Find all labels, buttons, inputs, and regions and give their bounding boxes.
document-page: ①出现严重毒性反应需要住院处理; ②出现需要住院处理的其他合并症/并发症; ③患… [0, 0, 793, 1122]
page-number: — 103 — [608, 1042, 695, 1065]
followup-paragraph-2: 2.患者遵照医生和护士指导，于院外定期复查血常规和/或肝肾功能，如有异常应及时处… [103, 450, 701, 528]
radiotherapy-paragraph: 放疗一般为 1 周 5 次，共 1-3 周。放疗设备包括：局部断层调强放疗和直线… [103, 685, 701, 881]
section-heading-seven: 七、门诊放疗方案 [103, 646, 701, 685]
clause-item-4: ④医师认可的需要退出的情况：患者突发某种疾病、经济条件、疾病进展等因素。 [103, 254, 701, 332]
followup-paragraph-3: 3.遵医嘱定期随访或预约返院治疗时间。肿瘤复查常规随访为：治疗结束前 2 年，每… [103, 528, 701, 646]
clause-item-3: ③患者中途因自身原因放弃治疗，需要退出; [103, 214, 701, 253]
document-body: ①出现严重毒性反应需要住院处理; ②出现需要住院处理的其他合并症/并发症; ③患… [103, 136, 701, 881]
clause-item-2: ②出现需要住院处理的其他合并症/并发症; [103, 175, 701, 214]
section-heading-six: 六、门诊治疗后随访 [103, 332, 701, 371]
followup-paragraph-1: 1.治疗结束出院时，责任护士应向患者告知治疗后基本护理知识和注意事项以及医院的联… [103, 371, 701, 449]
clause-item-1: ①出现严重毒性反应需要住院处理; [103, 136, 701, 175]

• • • • • • •

> **Exercise goal**
Please write out the items above as a numbered list, starting at the first line and ending at the line that contains "document-body: ①出现严重毒性反应需要住院处理; ②出现需要住院处理的其他合并症/并发症;", with both ends included and blank lines left out.

> **The result**
1. Find all labels, buttons, inputs, and regions and give their bounding boxes.
2. document-page: ①出现严重毒性反应需要住院处理; ②出现需要住院处理的其他合并症/并发症; ③患… [0, 0, 793, 1122]
3. page-number: — 103 — [608, 1042, 695, 1065]
4. followup-paragraph-2: 2.患者遵照医生和护士指导，于院外定期复查血常规和/或肝肾功能，如有异常应及时处… [103, 450, 701, 528]
5. radiotherapy-paragraph: 放疗一般为 1 周 5 次，共 1-3 周。放疗设备包括：局部断层调强放疗和直线… [103, 685, 701, 881]
6. section-heading-seven: 七、门诊放疗方案 [103, 646, 701, 685]
7. clause-item-4: ④医师认可的需要退出的情况：患者突发某种疾病、经济条件、疾病进展等因素。 [103, 254, 701, 332]
8. followup-paragraph-3: 3.遵医嘱定期随访或预约返院治疗时间。肿瘤复查常规随访为：治疗结束前 2 年，每… [103, 528, 701, 646]
9. clause-item-3: ③患者中途因自身原因放弃治疗，需要退出; [103, 214, 701, 253]
10. document-body: ①出现严重毒性反应需要住院处理; ②出现需要住院处理的其他合并症/并发症; ③患… [103, 136, 701, 881]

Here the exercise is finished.